Beneath this sentence is a set of records; write each of them out exactly.
— start Record list —
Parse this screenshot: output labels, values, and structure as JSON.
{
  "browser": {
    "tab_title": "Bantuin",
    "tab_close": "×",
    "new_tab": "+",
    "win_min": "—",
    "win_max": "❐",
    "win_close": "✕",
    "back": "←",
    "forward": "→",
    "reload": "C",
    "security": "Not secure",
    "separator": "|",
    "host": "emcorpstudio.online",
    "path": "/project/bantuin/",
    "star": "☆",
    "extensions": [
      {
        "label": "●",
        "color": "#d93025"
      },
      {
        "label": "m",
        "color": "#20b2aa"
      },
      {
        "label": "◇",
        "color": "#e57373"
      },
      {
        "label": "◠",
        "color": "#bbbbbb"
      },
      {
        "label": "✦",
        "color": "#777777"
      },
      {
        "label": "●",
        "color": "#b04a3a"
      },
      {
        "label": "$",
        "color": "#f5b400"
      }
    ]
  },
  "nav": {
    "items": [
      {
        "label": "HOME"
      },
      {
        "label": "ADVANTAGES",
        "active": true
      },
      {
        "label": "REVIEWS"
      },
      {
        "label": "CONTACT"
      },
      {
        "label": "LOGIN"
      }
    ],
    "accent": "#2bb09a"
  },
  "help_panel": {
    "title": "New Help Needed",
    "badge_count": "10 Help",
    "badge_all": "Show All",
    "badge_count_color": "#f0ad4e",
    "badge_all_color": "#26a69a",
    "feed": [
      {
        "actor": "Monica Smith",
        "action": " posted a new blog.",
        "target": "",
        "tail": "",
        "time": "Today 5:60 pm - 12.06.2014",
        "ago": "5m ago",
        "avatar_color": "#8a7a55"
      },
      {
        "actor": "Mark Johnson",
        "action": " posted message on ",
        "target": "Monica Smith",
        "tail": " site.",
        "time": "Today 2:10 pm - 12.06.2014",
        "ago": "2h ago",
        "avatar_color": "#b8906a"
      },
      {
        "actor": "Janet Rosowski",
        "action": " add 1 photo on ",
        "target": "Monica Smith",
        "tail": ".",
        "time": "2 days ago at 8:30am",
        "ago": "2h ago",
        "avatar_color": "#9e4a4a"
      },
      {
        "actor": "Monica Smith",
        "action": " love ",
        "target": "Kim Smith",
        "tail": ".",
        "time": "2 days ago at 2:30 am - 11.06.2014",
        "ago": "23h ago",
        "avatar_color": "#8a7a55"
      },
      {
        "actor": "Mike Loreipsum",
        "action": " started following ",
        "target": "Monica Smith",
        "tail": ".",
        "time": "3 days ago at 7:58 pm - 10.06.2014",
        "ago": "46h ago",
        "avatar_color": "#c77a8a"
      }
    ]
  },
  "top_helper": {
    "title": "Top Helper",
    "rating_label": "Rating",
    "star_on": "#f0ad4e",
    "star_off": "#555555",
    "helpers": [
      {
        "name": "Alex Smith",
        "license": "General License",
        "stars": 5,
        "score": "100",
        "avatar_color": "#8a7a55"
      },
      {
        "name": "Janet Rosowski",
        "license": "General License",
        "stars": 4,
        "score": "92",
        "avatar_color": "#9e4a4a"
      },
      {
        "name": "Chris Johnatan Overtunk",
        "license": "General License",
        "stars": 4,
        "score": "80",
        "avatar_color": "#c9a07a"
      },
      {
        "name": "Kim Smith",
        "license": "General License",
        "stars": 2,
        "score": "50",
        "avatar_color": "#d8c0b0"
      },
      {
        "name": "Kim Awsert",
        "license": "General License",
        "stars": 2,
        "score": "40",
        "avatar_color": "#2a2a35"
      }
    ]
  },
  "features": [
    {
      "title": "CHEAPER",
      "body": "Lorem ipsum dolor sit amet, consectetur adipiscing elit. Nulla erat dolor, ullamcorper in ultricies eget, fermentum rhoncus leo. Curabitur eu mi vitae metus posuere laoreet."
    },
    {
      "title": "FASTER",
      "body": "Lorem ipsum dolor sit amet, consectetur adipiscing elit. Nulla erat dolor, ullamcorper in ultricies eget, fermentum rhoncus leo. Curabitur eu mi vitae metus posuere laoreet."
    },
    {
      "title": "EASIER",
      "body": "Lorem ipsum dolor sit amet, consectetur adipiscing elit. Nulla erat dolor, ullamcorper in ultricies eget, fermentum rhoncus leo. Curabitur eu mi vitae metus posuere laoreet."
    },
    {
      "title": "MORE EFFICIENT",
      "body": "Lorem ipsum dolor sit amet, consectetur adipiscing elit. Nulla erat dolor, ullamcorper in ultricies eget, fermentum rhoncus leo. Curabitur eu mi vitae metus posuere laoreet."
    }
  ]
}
— end Record list —
**Exercise solution**:
Parse this screenshot: output labels, values, and structure as JSON.
{
  "browser": {
    "tab_title": "Bantuin",
    "tab_close": "×",
    "new_tab": "+",
    "win_min": "—",
    "win_max": "❐",
    "win_close": "✕",
    "back": "←",
    "forward": "→",
    "reload": "C",
    "security": "Not secure",
    "separator": "|",
    "host": "emcorpstudio.online",
    "path": "/project/bantuin/",
    "star": "☆",
    "extensions": [
      {
        "label": "●",
        "color": "#d93025"
      },
      {
        "label": "m",
        "color": "#20b2aa"
      },
      {
        "label": "◇",
        "color": "#e57373"
      },
      {
        "label": "◠",
        "color": "#bbbbbb"
      },
      {
        "label": "✦",
        "color": "#777777"
      },
      {
        "label": "●",
        "color": "#b04a3a"
      },
      {
        "label": "$",
        "color": "#f5b400"
      }
    ]
  },
  "nav": {
    "items": [
      {
        "label": "HOME"
      },
      {
        "label": "ADVANTAGES",
        "active": true
      },
      {
        "label": "REVIEWS"
      },
      {
        "label": "CONTACT"
      },
      {
        "label": "LOGIN"
      }
    ],
    "accent": "#2bb09a"
  },
  "help_panel": {
    "title": "New Help Needed",
    "badge_count": "10 Help",
    "badge_all": "Show All",
    "badge_count_color": "#f0ad4e",
    "badge_all_color": "#26a69a",
    "feed": [
      {
        "actor": "Monica Smith",
        "action": " posted a new blog.",
        "target": "",
        "tail": "",
        "time": "Today 5:60 pm - 12.06.2014",
        "ago": "5m ago",
        "avatar_color": "#8a7a55"
      },
      {
        "actor": "Mark Johnson",
        "action": " posted message on ",
        "target": "Monica Smith",
        "tail": " site.",
        "time": "Today 2:10 pm - 12.06.2014",
        "ago": "2h ago",
        "avatar_color": "#b8906a"
      },
      {
        "actor": "Janet Rosowski",
        "action": " add 1 photo on ",
        "target": "Monica Smith",
        "tail": ".",
        "time": "2 days ago at 8:30am",
        "ago": "2h ago",
        "avatar_color": "#9e4a4a"
      },
      {
        "actor": "Monica Smith",
        "action": " love ",
        "target": "Kim Smith",
        "tail": ".",
        "time": "2 days ago at 2:30 am - 11.06.2014",
        "ago": "23h ago",
        "avatar_color": "#8a7a55"
      },
      {
        "actor": "Mike Loreipsum",
        "action": " started following ",
        "target": "Monica Smith",
        "tail": ".",
        "time": "3 days ago at 7:58 pm - 10.06.2014",
        "ago": "46h ago",
        "avatar_color": "#c77a8a"
      }
    ]
  },
  "top_helper": {
    "title": "Top Helper",
    "rating_label": "Rating",
    "star_on": "#f0ad4e",
    "star_off": "#555555",
    "helpers": [
      {
        "name": "Alex Smith",
        "license": "General License",
        "stars": 5,
        "score": "100",
        "avatar_color": "#8a7a55"
      },
      {
        "name": "Janet Rosowski",
        "license": "General License",
        "stars": 4,
        "score": "92",
        "avatar_color": "#9e4a4a"
      },
      {
        "name": "Chris Johnatan Overtunk",
        "license": "General License",
        "stars": 4,
        "score": "80",
        "avatar_color": "#c9a07a"
      },
      {
        "name": "Kim Smith",
        "license": "General License",
        "stars": 2,
        "score": "50",
        "avatar_color": "#d8c0b0"
      },
      {
        "name": "Kim Awsert",
        "license": "General License",
        "stars": 2,
        "score": "40",
        "avatar_color": "#2a2a35"
      }
    ]
  },
  "features": [
    {
      "title": "CHEAPER",
      "body": "Lorem ipsum dolor sit amet, consectetur adipiscing elit. Nulla erat dolor, ullamcorper in ultricies eget, fermentum rhoncus leo. Curabitur eu mi vitae metus posuere laoreet."
    },
    {
      "title": "FASTER",
      "body": "Lorem ipsum dolor sit amet, consectetur adipiscing elit. Nulla erat dolor, ullamcorper in ultricies eget, fermentum rhoncus leo. Curabitur eu mi vitae metus posuere laoreet."
    },
    {
      "title": "EASIER",
      "body": "Lorem ipsum dolor sit amet, consectetur adipiscing elit. Nulla erat dolor, ullamcorper in ultricies eget, fermentum rhoncus leo. Curabitur eu mi vitae metus posuere laoreet."
    },
    {
      "title": "MORE EFFICIENT",
      "body": "Lorem ipsum dolor sit amet, consectetur adipiscing elit. Nulla erat dolor, ullamcorper in ultricies eget, fermentum rhoncus leo. Curabitur eu mi vitae metus posuere laoreet."
    }
  ]
}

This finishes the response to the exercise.